SOURCE DATA:

☆ ☆ ☆ ☆ ☆

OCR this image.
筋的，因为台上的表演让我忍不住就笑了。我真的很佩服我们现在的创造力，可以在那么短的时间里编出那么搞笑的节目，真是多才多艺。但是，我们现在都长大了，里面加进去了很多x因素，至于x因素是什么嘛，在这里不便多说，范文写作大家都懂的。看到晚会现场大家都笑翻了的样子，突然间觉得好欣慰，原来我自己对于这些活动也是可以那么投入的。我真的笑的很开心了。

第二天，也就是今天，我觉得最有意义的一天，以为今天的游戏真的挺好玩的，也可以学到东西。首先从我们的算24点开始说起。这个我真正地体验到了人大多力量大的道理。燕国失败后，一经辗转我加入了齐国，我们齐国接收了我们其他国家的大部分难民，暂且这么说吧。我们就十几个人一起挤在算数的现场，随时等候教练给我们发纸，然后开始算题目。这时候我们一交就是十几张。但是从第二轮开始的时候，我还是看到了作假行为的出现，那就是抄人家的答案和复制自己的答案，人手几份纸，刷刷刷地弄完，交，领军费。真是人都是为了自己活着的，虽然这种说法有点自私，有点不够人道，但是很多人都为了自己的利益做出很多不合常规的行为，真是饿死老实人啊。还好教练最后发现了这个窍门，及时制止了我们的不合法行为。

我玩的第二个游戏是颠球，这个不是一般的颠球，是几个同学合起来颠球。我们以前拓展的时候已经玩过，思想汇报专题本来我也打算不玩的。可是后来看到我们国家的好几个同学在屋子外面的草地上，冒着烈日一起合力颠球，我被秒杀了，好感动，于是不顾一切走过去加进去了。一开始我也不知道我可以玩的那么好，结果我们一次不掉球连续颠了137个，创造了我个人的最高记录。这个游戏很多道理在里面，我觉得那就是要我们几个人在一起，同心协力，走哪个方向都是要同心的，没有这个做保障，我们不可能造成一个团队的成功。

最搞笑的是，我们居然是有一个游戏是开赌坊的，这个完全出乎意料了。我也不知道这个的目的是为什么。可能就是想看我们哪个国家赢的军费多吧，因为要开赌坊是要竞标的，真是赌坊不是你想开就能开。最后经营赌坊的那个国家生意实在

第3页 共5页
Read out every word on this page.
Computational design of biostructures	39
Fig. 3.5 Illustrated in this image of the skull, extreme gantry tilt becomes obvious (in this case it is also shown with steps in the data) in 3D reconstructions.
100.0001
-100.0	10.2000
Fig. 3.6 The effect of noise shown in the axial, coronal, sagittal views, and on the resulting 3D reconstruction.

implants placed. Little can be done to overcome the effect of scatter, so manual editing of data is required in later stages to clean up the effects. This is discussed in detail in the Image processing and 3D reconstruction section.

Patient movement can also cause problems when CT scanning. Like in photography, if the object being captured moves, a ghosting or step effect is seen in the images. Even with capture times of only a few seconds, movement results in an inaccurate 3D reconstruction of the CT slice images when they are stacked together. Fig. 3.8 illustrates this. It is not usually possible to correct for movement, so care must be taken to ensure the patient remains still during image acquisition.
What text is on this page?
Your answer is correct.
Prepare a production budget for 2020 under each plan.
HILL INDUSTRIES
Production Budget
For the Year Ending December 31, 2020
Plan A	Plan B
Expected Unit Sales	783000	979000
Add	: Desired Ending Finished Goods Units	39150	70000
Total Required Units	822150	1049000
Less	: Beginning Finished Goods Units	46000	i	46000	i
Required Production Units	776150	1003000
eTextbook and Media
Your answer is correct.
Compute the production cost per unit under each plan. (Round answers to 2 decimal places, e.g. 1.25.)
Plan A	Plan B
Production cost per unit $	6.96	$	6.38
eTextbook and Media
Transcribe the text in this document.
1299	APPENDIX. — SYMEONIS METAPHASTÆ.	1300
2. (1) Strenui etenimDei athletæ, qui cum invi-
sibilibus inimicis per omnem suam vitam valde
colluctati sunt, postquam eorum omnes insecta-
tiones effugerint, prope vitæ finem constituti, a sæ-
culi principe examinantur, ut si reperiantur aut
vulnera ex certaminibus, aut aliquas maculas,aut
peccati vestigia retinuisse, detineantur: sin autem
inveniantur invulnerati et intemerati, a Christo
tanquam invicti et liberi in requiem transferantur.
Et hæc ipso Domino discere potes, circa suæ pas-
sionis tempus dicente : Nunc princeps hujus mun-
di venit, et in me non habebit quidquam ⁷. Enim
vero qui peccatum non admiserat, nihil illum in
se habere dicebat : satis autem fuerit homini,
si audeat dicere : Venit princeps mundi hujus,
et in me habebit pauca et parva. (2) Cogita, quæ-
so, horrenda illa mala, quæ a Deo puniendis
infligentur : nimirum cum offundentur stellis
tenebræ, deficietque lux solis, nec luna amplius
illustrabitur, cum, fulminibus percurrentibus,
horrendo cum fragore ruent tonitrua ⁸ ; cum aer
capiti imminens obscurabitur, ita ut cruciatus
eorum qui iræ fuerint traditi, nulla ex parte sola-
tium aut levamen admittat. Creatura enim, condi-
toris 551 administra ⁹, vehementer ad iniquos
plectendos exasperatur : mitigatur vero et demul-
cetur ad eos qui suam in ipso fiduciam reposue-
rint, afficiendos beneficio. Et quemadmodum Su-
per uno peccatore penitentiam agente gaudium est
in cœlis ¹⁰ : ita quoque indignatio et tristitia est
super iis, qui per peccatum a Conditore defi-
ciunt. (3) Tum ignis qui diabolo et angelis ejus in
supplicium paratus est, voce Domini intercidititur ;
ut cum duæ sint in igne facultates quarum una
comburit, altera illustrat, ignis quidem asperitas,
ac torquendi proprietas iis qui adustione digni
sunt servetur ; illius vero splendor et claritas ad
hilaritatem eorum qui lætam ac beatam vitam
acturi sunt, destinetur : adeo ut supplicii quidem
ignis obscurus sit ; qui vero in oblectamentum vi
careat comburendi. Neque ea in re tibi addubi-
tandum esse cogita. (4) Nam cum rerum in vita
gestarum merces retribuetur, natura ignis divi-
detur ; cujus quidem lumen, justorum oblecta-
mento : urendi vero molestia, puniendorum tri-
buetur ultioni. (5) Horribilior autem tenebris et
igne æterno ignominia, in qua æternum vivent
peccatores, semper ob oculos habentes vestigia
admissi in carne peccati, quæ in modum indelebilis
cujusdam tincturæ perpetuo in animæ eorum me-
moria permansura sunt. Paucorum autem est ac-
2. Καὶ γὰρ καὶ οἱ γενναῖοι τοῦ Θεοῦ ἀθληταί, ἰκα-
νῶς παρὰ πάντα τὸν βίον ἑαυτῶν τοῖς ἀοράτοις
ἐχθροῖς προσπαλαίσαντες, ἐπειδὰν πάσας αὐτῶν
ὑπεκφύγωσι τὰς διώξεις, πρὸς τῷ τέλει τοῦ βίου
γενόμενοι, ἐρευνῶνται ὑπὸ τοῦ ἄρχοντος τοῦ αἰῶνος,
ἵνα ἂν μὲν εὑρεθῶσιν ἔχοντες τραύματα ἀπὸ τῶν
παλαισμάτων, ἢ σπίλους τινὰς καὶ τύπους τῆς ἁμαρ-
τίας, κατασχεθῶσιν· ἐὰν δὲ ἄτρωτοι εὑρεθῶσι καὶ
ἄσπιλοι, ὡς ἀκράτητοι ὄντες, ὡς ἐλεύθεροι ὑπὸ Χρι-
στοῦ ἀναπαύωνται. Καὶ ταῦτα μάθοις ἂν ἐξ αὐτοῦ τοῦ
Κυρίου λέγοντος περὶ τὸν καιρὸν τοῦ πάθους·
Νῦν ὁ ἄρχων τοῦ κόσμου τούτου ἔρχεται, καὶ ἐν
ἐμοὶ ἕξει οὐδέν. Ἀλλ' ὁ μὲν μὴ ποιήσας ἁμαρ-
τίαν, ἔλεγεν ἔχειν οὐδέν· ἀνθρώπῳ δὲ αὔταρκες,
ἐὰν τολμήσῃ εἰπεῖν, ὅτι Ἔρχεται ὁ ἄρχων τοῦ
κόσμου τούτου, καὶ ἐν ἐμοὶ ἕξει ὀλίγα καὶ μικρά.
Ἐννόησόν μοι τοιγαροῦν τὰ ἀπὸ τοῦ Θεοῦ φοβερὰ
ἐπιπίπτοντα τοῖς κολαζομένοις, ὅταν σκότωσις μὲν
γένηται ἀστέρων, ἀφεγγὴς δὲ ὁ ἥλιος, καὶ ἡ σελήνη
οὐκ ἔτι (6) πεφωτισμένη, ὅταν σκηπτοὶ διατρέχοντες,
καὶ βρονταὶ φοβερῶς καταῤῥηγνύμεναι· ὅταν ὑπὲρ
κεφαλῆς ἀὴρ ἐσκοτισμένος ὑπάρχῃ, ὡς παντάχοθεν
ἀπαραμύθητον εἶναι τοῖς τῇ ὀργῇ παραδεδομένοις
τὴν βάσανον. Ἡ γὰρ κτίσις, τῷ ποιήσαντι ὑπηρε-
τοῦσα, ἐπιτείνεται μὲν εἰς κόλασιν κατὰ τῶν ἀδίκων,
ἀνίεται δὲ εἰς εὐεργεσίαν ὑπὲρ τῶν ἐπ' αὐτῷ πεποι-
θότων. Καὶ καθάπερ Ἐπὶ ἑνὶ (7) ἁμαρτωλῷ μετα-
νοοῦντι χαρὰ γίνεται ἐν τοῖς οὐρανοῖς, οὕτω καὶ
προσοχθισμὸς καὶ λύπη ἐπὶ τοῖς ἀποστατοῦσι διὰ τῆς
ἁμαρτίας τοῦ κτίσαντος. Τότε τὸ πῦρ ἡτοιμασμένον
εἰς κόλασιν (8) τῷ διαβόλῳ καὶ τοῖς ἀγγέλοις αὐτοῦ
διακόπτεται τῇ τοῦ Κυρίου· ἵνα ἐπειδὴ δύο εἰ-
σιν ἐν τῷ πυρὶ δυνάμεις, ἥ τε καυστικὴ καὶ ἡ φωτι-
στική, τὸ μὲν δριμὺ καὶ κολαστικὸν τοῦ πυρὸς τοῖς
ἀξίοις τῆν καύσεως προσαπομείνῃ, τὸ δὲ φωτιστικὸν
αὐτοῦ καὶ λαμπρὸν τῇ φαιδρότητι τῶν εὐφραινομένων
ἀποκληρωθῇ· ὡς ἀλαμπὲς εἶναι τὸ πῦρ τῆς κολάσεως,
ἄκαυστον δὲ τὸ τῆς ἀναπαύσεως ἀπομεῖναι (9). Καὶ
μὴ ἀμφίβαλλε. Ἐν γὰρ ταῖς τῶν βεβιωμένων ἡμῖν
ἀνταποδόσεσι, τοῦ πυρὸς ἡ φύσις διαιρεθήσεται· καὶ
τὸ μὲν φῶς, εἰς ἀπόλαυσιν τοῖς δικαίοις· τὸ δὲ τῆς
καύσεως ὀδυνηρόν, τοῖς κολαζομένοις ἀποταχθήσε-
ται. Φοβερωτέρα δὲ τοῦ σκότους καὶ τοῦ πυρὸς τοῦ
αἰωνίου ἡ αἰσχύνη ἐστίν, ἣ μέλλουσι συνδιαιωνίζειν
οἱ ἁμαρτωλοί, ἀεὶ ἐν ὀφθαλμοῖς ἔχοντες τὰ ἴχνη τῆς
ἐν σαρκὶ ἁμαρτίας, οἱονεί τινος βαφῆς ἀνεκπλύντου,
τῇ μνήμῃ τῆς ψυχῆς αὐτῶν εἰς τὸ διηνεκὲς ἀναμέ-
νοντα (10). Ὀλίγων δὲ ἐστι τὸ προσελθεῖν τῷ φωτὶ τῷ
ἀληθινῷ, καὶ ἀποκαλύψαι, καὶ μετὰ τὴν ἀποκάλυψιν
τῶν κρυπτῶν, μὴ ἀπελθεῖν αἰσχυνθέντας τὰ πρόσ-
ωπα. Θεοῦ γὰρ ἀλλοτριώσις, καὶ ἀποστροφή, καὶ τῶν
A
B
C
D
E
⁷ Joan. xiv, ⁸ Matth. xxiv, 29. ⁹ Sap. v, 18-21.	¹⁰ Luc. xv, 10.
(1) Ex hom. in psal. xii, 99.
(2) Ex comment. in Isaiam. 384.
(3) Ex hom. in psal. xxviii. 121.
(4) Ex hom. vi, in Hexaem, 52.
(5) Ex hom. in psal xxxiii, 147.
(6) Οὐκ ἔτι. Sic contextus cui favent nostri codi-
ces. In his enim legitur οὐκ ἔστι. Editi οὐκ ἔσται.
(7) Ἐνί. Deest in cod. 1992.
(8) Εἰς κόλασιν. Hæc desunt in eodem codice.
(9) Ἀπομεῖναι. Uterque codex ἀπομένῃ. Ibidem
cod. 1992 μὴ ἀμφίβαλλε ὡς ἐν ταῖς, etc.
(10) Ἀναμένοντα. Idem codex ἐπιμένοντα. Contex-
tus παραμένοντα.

☆ ☆ ☆ ☆ ☆

REQUIREMENTS: Copy each line containing the word "vero" from the data.

WRITTEN ANSWER:
vero qui peccatum non admiserat, nihil illum in
plectendos exasperatur : mitigatur vero et demul-
sunt servetur ; illius vero splendor et claritas ad
ignis obscurus sit ; qui vero in oblectamentum vi
mento : urendi vero molestia, puniendorum tri-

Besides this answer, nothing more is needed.